=== SET PROBLEM ===
Copy every line of the data below without any change, and leave out the pictures.

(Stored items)
....
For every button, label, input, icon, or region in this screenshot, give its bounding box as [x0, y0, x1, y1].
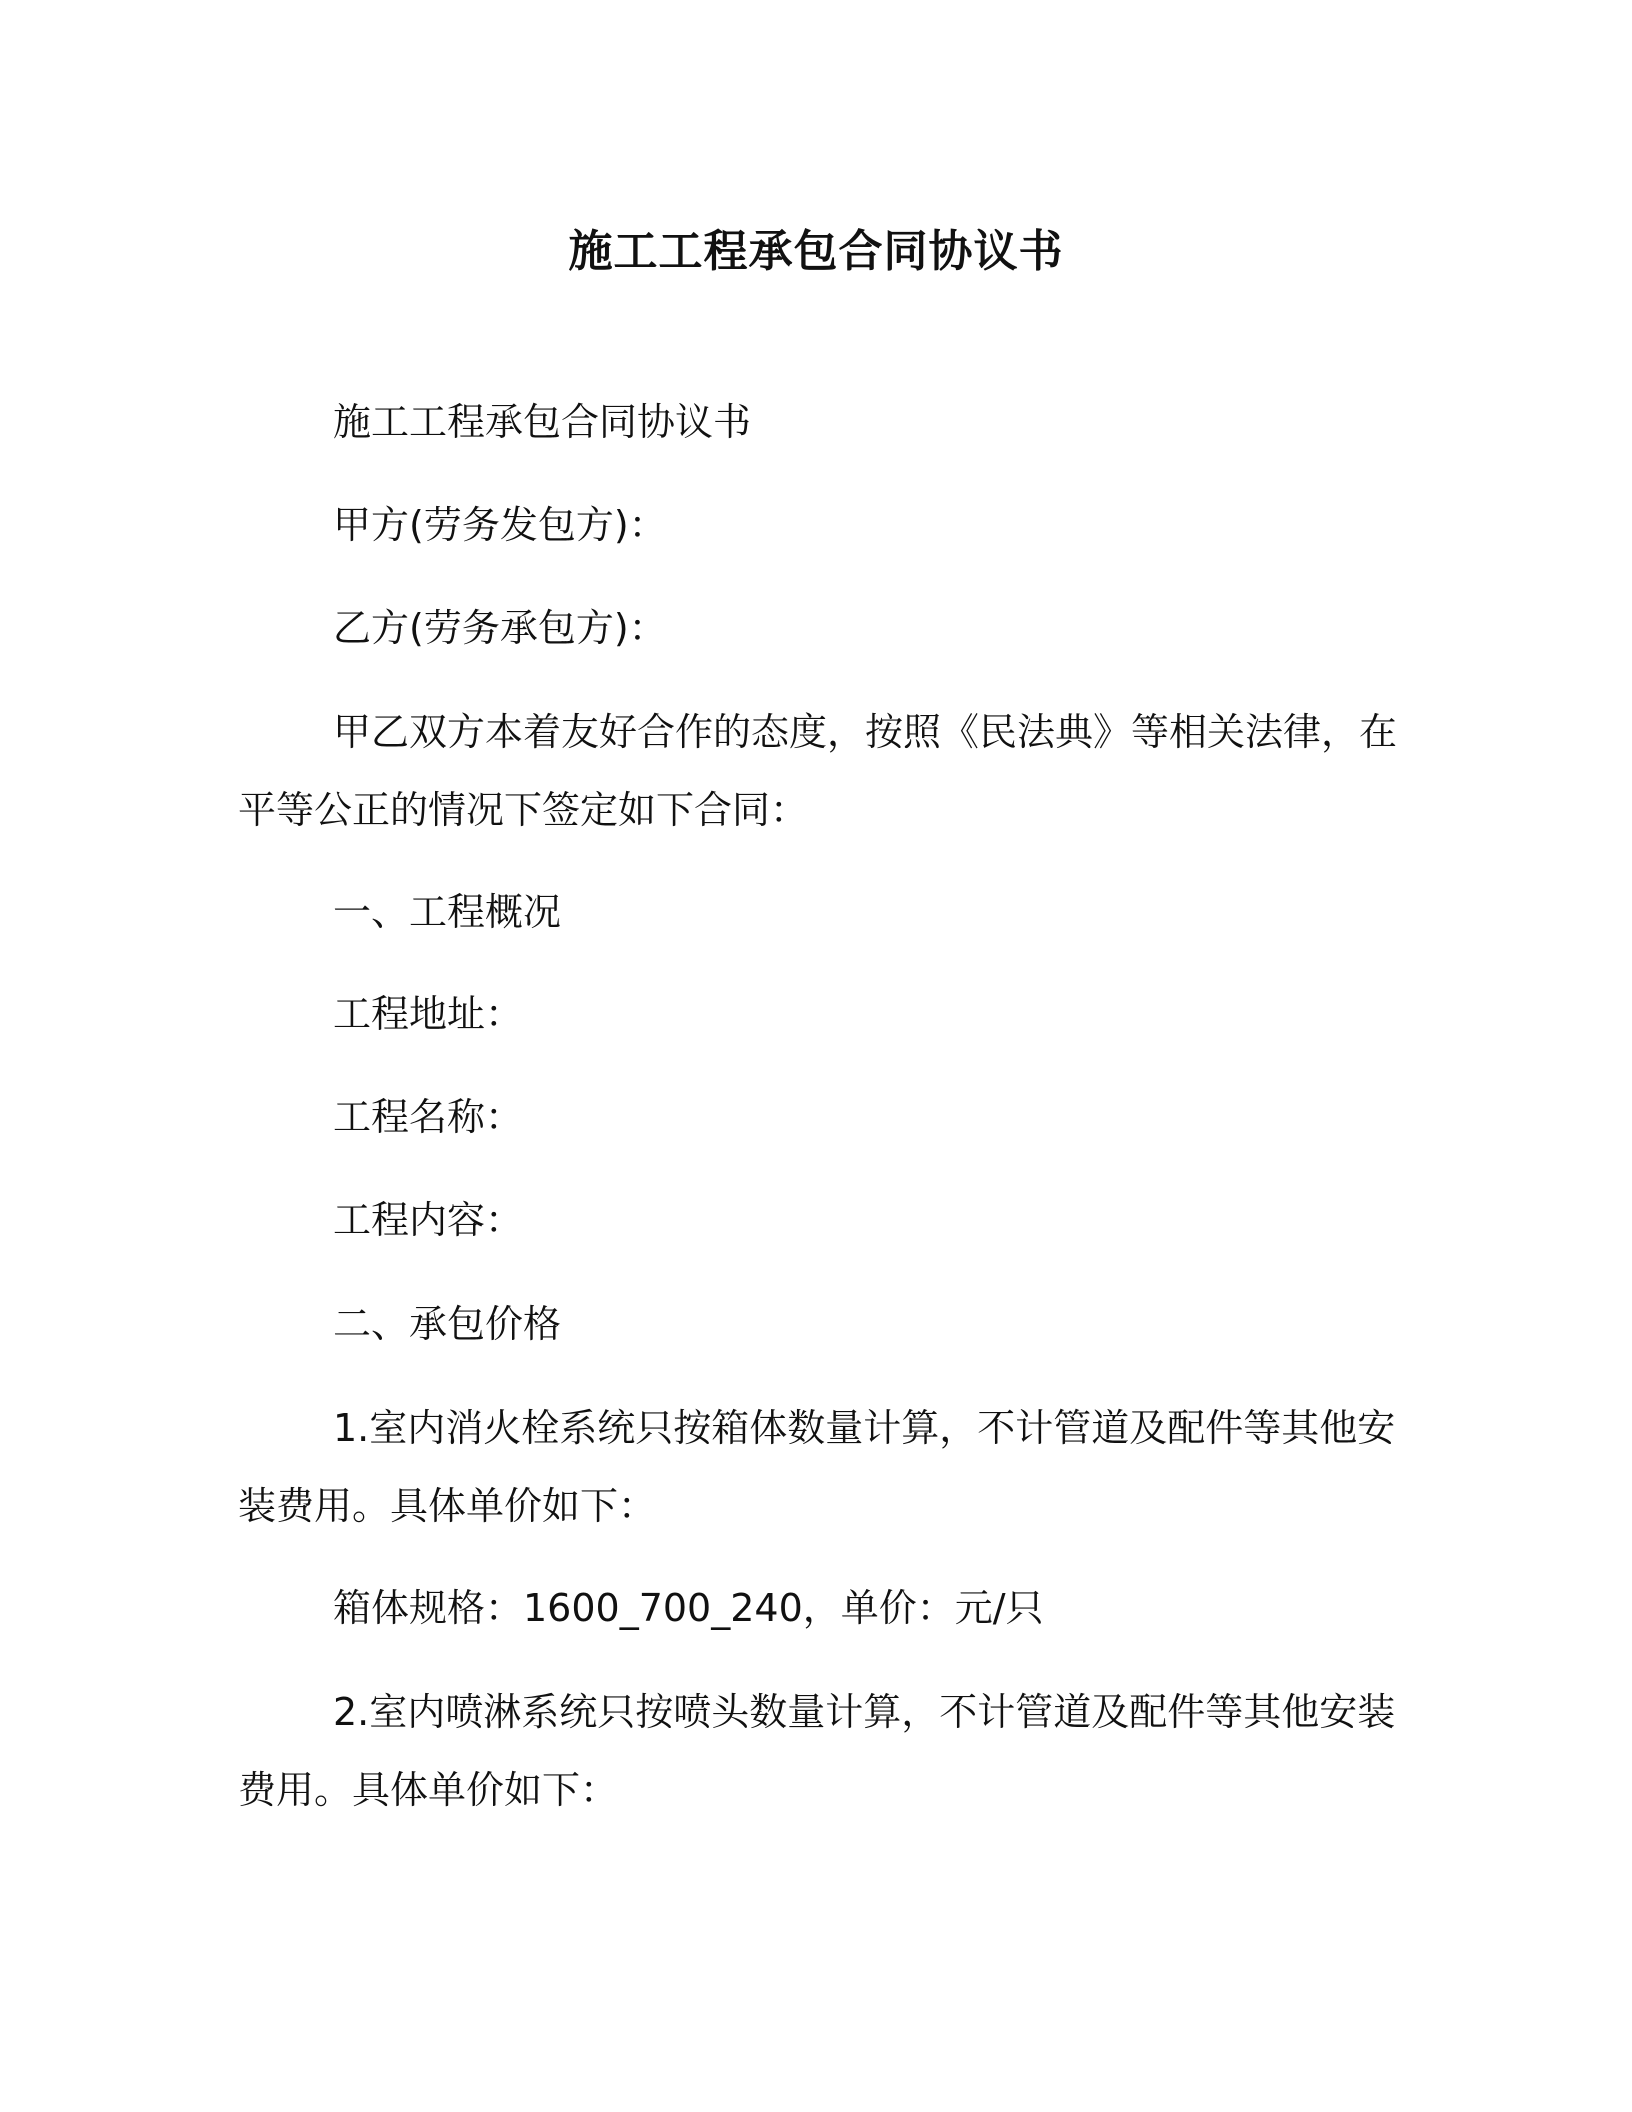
- box-spec-line: 箱体规格：1600_700_240，单价：元/只: [333, 1586, 1044, 1630]
- document-title: 施工工程承包合同协议书: [568, 226, 1064, 277]
- party-b-line: 乙方(劳务承包方)：: [333, 606, 667, 650]
- section-2-heading: 二、承包价格: [333, 1302, 562, 1346]
- clause-2-line-1: 2.室内喷淋系统只按喷头数量计算，不计管道及配件等其他安装: [333, 1690, 1396, 1734]
- body-heading: 施工工程承包合同协议书: [333, 400, 752, 444]
- clause-2-line-2: 费用。具体单价如下：: [238, 1768, 619, 1812]
- project-content-line: 工程内容：: [333, 1198, 524, 1242]
- preamble-line-1: 甲乙双方本着友好合作的态度，按照《民法典》等相关法律，在: [333, 710, 1398, 754]
- clause-1-line-2: 装费用。具体单价如下：: [238, 1484, 657, 1528]
- clause-1-line-1: 1.室内消火栓系统只按箱体数量计算，不计管道及配件等其他安: [333, 1406, 1396, 1450]
- preamble-line-2: 平等公正的情况下签定如下合同：: [238, 788, 809, 832]
- section-1-heading: 一、工程概况: [333, 890, 562, 934]
- project-name-line: 工程名称：: [333, 1095, 524, 1139]
- project-address-line: 工程地址：: [333, 992, 524, 1036]
- party-a-line: 甲方(劳务发包方)：: [333, 503, 667, 547]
....
=== ANSWER TO THIS PROBLEM ===
For every button, label, input, icon, or region in this screenshot, give its bounding box as [x0, y0, x1, y1].
- box-spec-line: 箱体规格：1600_700_240，单价：元/只: [333, 1586, 1044, 1630]
- document-title: 施工工程承包合同协议书: [568, 226, 1064, 277]
- party-b-line: 乙方(劳务承包方)：: [333, 606, 667, 650]
- section-2-heading: 二、承包价格: [333, 1302, 562, 1346]
- clause-2-line-1: 2.室内喷淋系统只按喷头数量计算，不计管道及配件等其他安装: [333, 1690, 1396, 1734]
- body-heading: 施工工程承包合同协议书: [333, 400, 752, 444]
- clause-2-line-2: 费用。具体单价如下：: [238, 1768, 619, 1812]
- project-content-line: 工程内容：: [333, 1198, 524, 1242]
- preamble-line-1: 甲乙双方本着友好合作的态度，按照《民法典》等相关法律，在: [333, 710, 1398, 754]
- clause-1-line-2: 装费用。具体单价如下：: [238, 1484, 657, 1528]
- clause-1-line-1: 1.室内消火栓系统只按箱体数量计算，不计管道及配件等其他安: [333, 1406, 1396, 1450]
- preamble-line-2: 平等公正的情况下签定如下合同：: [238, 788, 809, 832]
- section-1-heading: 一、工程概况: [333, 890, 562, 934]
- project-name-line: 工程名称：: [333, 1095, 524, 1139]
- project-address-line: 工程地址：: [333, 992, 524, 1036]
- party-a-line: 甲方(劳务发包方)：: [333, 503, 667, 547]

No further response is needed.